● The problem: Return each line of the listing below word for word, leaving out the pictures.

■ ■ ■ ■ ■

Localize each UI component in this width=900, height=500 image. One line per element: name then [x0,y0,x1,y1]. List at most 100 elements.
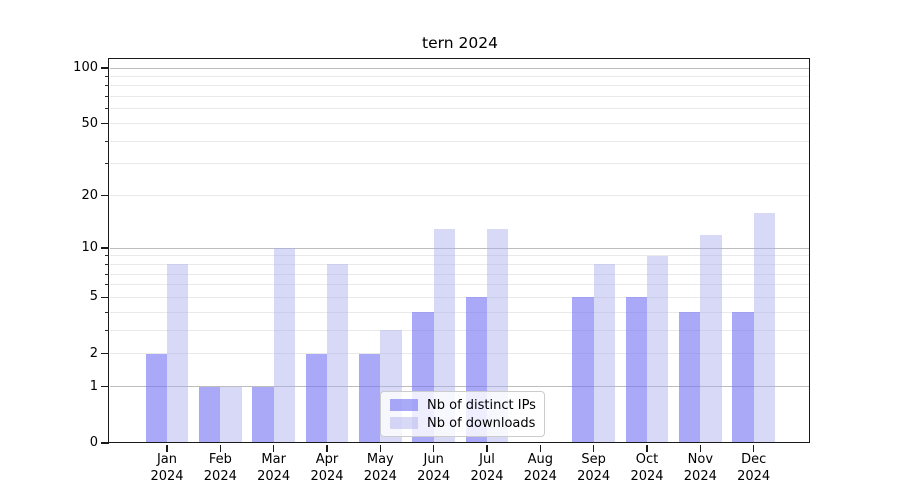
y-minor-tick-30 [104,163,109,165]
bars-layer [110,60,810,443]
gridline-5 [110,296,810,298]
gridline-3 [110,329,810,331]
x-tick-mark-nov-2024 [699,444,702,452]
x-tick-label-aug-2024: Aug 2024 [523,452,557,484]
bar-nb-of-distinct-ips-oct-2024 [625,297,647,443]
y-tick-mark-2 [101,353,109,355]
y-minor-tick-3 [104,329,109,331]
gridline-4 [110,311,810,313]
bar-nb-of-distinct-ips-feb-2024 [199,386,221,443]
y-minor-tick-80 [104,85,109,87]
gridline-10 [110,247,810,249]
y-minor-tick-9 [104,255,109,257]
bar-nb-of-distinct-ips-sep-2024 [572,297,594,443]
gridline-50 [110,123,810,125]
x-tick-label-sep-2024: Sep 2024 [577,452,611,484]
bar-nb-of-distinct-ips-apr-2024 [305,353,327,443]
legend-label-distinct-ips: Nb of distinct IPs [427,397,536,413]
gridline-30 [110,163,810,165]
y-tick-label-1: 1 [89,378,98,394]
bar-nb-of-distinct-ips-nov-2024 [679,312,701,443]
y-minor-tick-40 [104,140,109,142]
y-tick-label-5: 5 [89,289,98,305]
x-tick-label-feb-2024: Feb 2024 [203,452,237,484]
gridline-60 [110,108,810,110]
y-minor-tick-7 [104,273,109,275]
legend-item-distinct-ips: Nb of distinct IPs [381,398,544,413]
x-tick-label-mar-2024: Mar 2024 [257,452,291,484]
y-tick-label-100: 100 [73,60,98,75]
gridline-90 [110,75,810,77]
bar-nb-of-distinct-ips-jan-2024 [145,353,167,443]
x-tick-mark-may-2024 [379,444,382,452]
x-tick-mark-sep-2024 [592,444,595,452]
y-tick-mark-20 [101,194,109,197]
bar-nb-of-downloads-sep-2024 [593,264,615,443]
bar-nb-of-downloads-apr-2024 [326,264,349,443]
gridline-70 [110,96,810,98]
gridline-100 [110,67,810,69]
bar-nb-of-downloads-mar-2024 [273,248,295,443]
y-tick-mark-5 [101,296,109,299]
x-tick-label-apr-2024: Apr 2024 [310,452,344,484]
gridline-9 [110,255,810,257]
gridline-6 [110,284,810,286]
x-tick-label-may-2024: May 2024 [363,452,397,484]
gridline-20 [110,195,810,197]
bar-nb-of-downloads-nov-2024 [700,234,722,443]
gridline-8 [110,263,810,265]
y-minor-tick-4 [104,311,109,313]
bar-nb-of-downloads-oct-2024 [646,255,669,443]
x-tick-mark-dec-2024 [752,444,755,452]
x-tick-label-oct-2024: Oct 2024 [630,452,664,484]
y-tick-label-50: 50 [81,115,98,131]
y-minor-tick-60 [104,108,109,110]
y-tick-mark-0 [101,442,109,444]
legend-swatch-distinct-ips [390,398,418,412]
x-tick-mark-oct-2024 [646,444,648,452]
x-tick-mark-feb-2024 [219,444,222,452]
y-tick-mark-100 [101,67,109,69]
bar-nb-of-distinct-ips-may-2024 [359,353,381,443]
gridline-80 [110,85,810,87]
y-minor-tick-8 [104,263,109,265]
x-tick-label-dec-2024: Dec 2024 [737,452,771,484]
x-tick-label-jan-2024: Jan 2024 [150,452,184,484]
bar-nb-of-downloads-jun-2024 [433,228,455,443]
gridline-7 [110,273,810,275]
y-minor-tick-70 [104,96,109,98]
y-tick-mark-50 [101,122,109,125]
x-tick-mark-apr-2024 [326,444,328,452]
x-tick-label-jun-2024: Jun 2024 [417,452,451,484]
y-tick-label-20: 20 [81,187,98,203]
gridlines-layer [110,60,810,443]
legend-label-downloads: Nb of downloads [427,415,536,431]
x-tick-label-jul-2024: Jul 2024 [470,452,504,484]
x-tick-mark-mar-2024 [272,444,275,452]
gridline-1 [110,386,810,388]
bar-nb-of-downloads-dec-2024 [753,212,775,443]
x-tick-mark-jun-2024 [432,444,435,452]
y-tick-mark-1 [101,385,109,388]
x-tick-label-nov-2024: Nov 2024 [683,452,717,484]
x-tick-mark-aug-2024 [539,444,542,452]
y-tick-label-2: 2 [89,345,98,361]
x-tick-mark-jul-2024 [486,444,488,452]
bar-nb-of-distinct-ips-mar-2024 [252,386,274,443]
y-tick-label-10: 10 [81,240,98,256]
plot-area [110,60,810,443]
bar-nb-of-downloads-jan-2024 [167,264,189,443]
chart-title: tern 2024 [422,34,498,52]
y-minor-tick-90 [104,75,109,77]
y-minor-tick-6 [104,284,109,286]
bar-nb-of-distinct-ips-dec-2024 [732,312,754,443]
legend-item-downloads: Nb of downloads [381,416,544,431]
bar-nb-of-downloads-feb-2024 [220,386,242,443]
y-tick-label-0: 0 [89,435,98,450]
bar-nb-of-downloads-jul-2024 [486,228,509,443]
y-tick-mark-10 [101,247,109,249]
legend: Nb of distinct IPs Nb of downloads [380,391,545,437]
gridline-40 [110,140,810,142]
gridline-2 [110,353,810,355]
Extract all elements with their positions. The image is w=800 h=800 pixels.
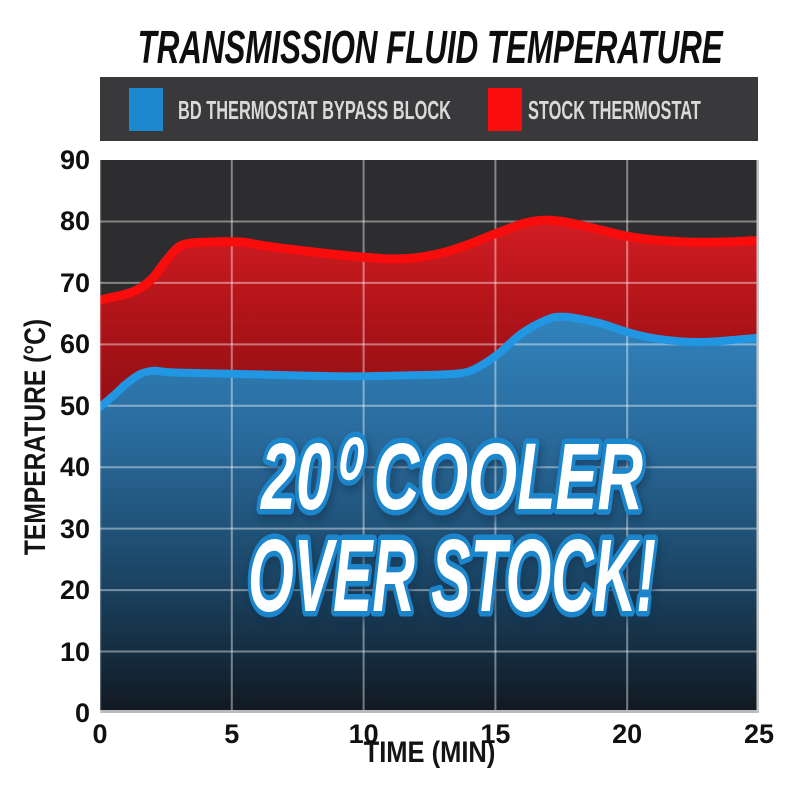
y-tick-label: 40	[59, 452, 90, 483]
legend-item-label-stock: STOCK THERMOSTAT	[528, 95, 701, 125]
plot-left-border	[100, 160, 102, 713]
plot-right-border	[756, 160, 759, 713]
annotation-line-2: OVER STOCK!	[248, 518, 656, 633]
annotation-line-1: 20⁰ COOLER	[260, 424, 643, 530]
y-tick-label: 70	[59, 267, 90, 298]
x-tick-label: 25	[743, 719, 775, 749]
y-tick-label: 30	[59, 513, 90, 544]
series-bd-area-fill	[100, 316, 759, 713]
y-tick-label: 60	[59, 329, 90, 360]
legend: BD THERMOSTAT BYPASS BLOCK STOCK THERMOS…	[100, 77, 758, 141]
page-title-text: TRANSMISSION FLUID TEMPERATURE	[137, 21, 723, 73]
plot-bottom-border	[100, 710, 759, 713]
y-tick-label: 80	[59, 206, 90, 237]
legend-swatch-stock	[488, 88, 522, 131]
x-tick-label: 20	[612, 719, 643, 749]
x-tick-label: 10	[348, 719, 379, 749]
series-stock-line	[100, 215, 759, 305]
callout: 20⁰ COOLER OVER STOCK!	[243, 419, 662, 639]
gridlines	[100, 160, 759, 713]
plot-area: 20⁰ COOLER OVER STOCK!	[100, 160, 759, 713]
legend-swatch-bd	[129, 88, 163, 131]
y-tick-label: 20	[59, 575, 90, 606]
x-tick-label: 5	[224, 719, 240, 749]
y-tick-label: 50	[59, 390, 90, 421]
page-title: TRANSMISSION FLUID TEMPERATURE	[0, 20, 800, 74]
series-bd-line	[100, 312, 759, 411]
x-tick-label: 15	[480, 719, 511, 749]
y-tick-label: 0	[74, 698, 90, 728]
x-tick-label: 0	[92, 719, 108, 749]
x-axis-title: TIME (MIN)	[0, 736, 800, 770]
x-axis-title-text: TIME (MIN)	[363, 736, 495, 769]
y-tick-label: 10	[59, 636, 90, 667]
legend-item-label-bd: BD THERMOSTAT BYPASS BLOCK	[178, 95, 452, 125]
y-tick-label: 90	[59, 145, 90, 175]
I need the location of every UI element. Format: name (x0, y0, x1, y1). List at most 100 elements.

■ ■ ■ ■ ■

● Complete response:
Localize each UI component in this width=900, height=500 image. One line per element: name then [x0,y0,x1,y1]. List at most 100 elements.
y-minor-tick-30 [104,163,109,165]
bars-layer [110,60,810,443]
gridline-5 [110,296,810,298]
gridline-3 [110,329,810,331]
x-tick-mark-nov-2024 [699,444,702,452]
x-tick-label-aug-2024: Aug 2024 [523,452,557,484]
bar-nb-of-distinct-ips-oct-2024 [625,297,647,443]
y-tick-mark-2 [101,353,109,355]
y-minor-tick-3 [104,329,109,331]
gridline-4 [110,311,810,313]
bar-nb-of-distinct-ips-feb-2024 [199,386,221,443]
y-minor-tick-80 [104,85,109,87]
gridline-10 [110,247,810,249]
y-minor-tick-9 [104,255,109,257]
bar-nb-of-distinct-ips-sep-2024 [572,297,594,443]
gridline-50 [110,123,810,125]
x-tick-label-sep-2024: Sep 2024 [577,452,611,484]
bar-nb-of-distinct-ips-apr-2024 [305,353,327,443]
legend-label-distinct-ips: Nb of distinct IPs [427,397,536,413]
gridline-30 [110,163,810,165]
y-tick-label-1: 1 [89,378,98,394]
bar-nb-of-distinct-ips-nov-2024 [679,312,701,443]
y-minor-tick-40 [104,140,109,142]
y-tick-label-5: 5 [89,289,98,305]
x-tick-label-feb-2024: Feb 2024 [203,452,237,484]
gridline-60 [110,108,810,110]
y-minor-tick-7 [104,273,109,275]
legend-item-distinct-ips: Nb of distinct IPs [381,398,544,413]
x-tick-label-mar-2024: Mar 2024 [257,452,291,484]
y-tick-label-100: 100 [73,60,98,75]
gridline-90 [110,75,810,77]
bar-nb-of-distinct-ips-jan-2024 [145,353,167,443]
x-tick-mark-may-2024 [379,444,382,452]
x-tick-mark-sep-2024 [592,444,595,452]
y-tick-mark-20 [101,194,109,197]
bar-nb-of-downloads-sep-2024 [593,264,615,443]
bar-nb-of-downloads-apr-2024 [326,264,349,443]
gridline-70 [110,96,810,98]
gridline-100 [110,67,810,69]
bar-nb-of-downloads-mar-2024 [273,248,295,443]
y-tick-mark-5 [101,296,109,299]
x-tick-label-apr-2024: Apr 2024 [310,452,344,484]
gridline-9 [110,255,810,257]
gridline-6 [110,284,810,286]
x-tick-label-may-2024: May 2024 [363,452,397,484]
gridline-20 [110,195,810,197]
bar-nb-of-downloads-nov-2024 [700,234,722,443]
gridline-8 [110,263,810,265]
y-minor-tick-4 [104,311,109,313]
bar-nb-of-downloads-oct-2024 [646,255,669,443]
x-tick-mark-dec-2024 [752,444,755,452]
x-tick-label-oct-2024: Oct 2024 [630,452,664,484]
y-tick-label-50: 50 [81,115,98,131]
y-minor-tick-60 [104,108,109,110]
y-tick-mark-0 [101,442,109,444]
legend-swatch-distinct-ips [390,398,418,412]
x-tick-mark-oct-2024 [646,444,648,452]
x-tick-mark-feb-2024 [219,444,222,452]
y-tick-mark-100 [101,67,109,69]
bar-nb-of-distinct-ips-may-2024 [359,353,381,443]
gridline-80 [110,85,810,87]
y-minor-tick-8 [104,263,109,265]
x-tick-label-dec-2024: Dec 2024 [737,452,771,484]
x-tick-label-jan-2024: Jan 2024 [150,452,184,484]
bar-nb-of-downloads-jun-2024 [433,228,455,443]
gridline-7 [110,273,810,275]
y-minor-tick-70 [104,96,109,98]
y-tick-mark-50 [101,122,109,125]
x-tick-mark-apr-2024 [326,444,328,452]
x-tick-label-jun-2024: Jun 2024 [417,452,451,484]
y-tick-label-20: 20 [81,187,98,203]
gridlines-layer [110,60,810,443]
legend-label-downloads: Nb of downloads [427,415,536,431]
x-tick-label-jul-2024: Jul 2024 [470,452,504,484]
x-tick-mark-mar-2024 [272,444,275,452]
gridline-1 [110,386,810,388]
bar-nb-of-downloads-dec-2024 [753,212,775,443]
x-tick-mark-jun-2024 [432,444,435,452]
y-tick-mark-1 [101,385,109,388]
x-tick-label-nov-2024: Nov 2024 [683,452,717,484]
x-tick-mark-aug-2024 [539,444,542,452]
y-tick-label-2: 2 [89,345,98,361]
x-tick-mark-jul-2024 [486,444,488,452]
bar-nb-of-distinct-ips-mar-2024 [252,386,274,443]
y-tick-label-10: 10 [81,240,98,256]
plot-area [110,60,810,443]
bar-nb-of-downloads-jan-2024 [167,264,189,443]
chart-title: tern 2024 [422,34,498,52]
y-minor-tick-90 [104,75,109,77]
y-minor-tick-6 [104,284,109,286]
bar-nb-of-distinct-ips-dec-2024 [732,312,754,443]
legend-item-downloads: Nb of downloads [381,416,544,431]
bar-nb-of-downloads-feb-2024 [220,386,242,443]
y-tick-label-0: 0 [89,435,98,450]
bar-nb-of-downloads-jul-2024 [486,228,509,443]
y-tick-mark-10 [101,247,109,249]
legend: Nb of distinct IPs Nb of downloads [380,391,545,437]
gridline-40 [110,140,810,142]
gridline-2 [110,353,810,355]
Extract all elements with their positions. The image is w=800 h=800 pixels.
y-tick-label: 40	[59, 452, 90, 483]
legend-item-label-stock: STOCK THERMOSTAT	[528, 95, 701, 125]
plot-left-border	[100, 160, 102, 713]
plot-right-border	[756, 160, 759, 713]
annotation-line-2: OVER STOCK!	[248, 518, 656, 633]
annotation-line-1: 20⁰ COOLER	[260, 424, 643, 530]
y-tick-label: 70	[59, 267, 90, 298]
x-tick-label: 25	[743, 719, 775, 749]
y-tick-label: 30	[59, 513, 90, 544]
series-bd-area-fill	[100, 316, 759, 713]
y-tick-label: 60	[59, 329, 90, 360]
legend: BD THERMOSTAT BYPASS BLOCK STOCK THERMOS…	[100, 77, 758, 141]
page-title-text: TRANSMISSION FLUID TEMPERATURE	[137, 21, 723, 73]
plot-bottom-border	[100, 710, 759, 713]
y-tick-label: 80	[59, 206, 90, 237]
legend-swatch-stock	[488, 88, 522, 131]
x-tick-label: 20	[612, 719, 643, 749]
x-tick-label: 10	[348, 719, 379, 749]
series-stock-line	[100, 215, 759, 305]
callout: 20⁰ COOLER OVER STOCK!	[243, 419, 662, 639]
gridlines	[100, 160, 759, 713]
plot-area: 20⁰ COOLER OVER STOCK!	[100, 160, 759, 713]
legend-swatch-bd	[129, 88, 163, 131]
y-tick-label: 20	[59, 575, 90, 606]
x-tick-label: 5	[224, 719, 240, 749]
y-tick-label: 50	[59, 390, 90, 421]
page-title: TRANSMISSION FLUID TEMPERATURE	[0, 20, 800, 74]
series-bd-line	[100, 312, 759, 411]
x-tick-label: 15	[480, 719, 511, 749]
y-tick-label: 0	[74, 698, 90, 728]
x-tick-label: 0	[92, 719, 108, 749]
x-axis-title: TIME (MIN)	[0, 736, 800, 770]
x-axis-title-text: TIME (MIN)	[363, 736, 495, 769]
y-tick-label: 10	[59, 636, 90, 667]
legend-item-label-bd: BD THERMOSTAT BYPASS BLOCK	[178, 95, 452, 125]
y-tick-label: 90	[59, 145, 90, 175]
I need the location of every UI element. Format: name (x0, y0, x1, y1). List at most 100 elements.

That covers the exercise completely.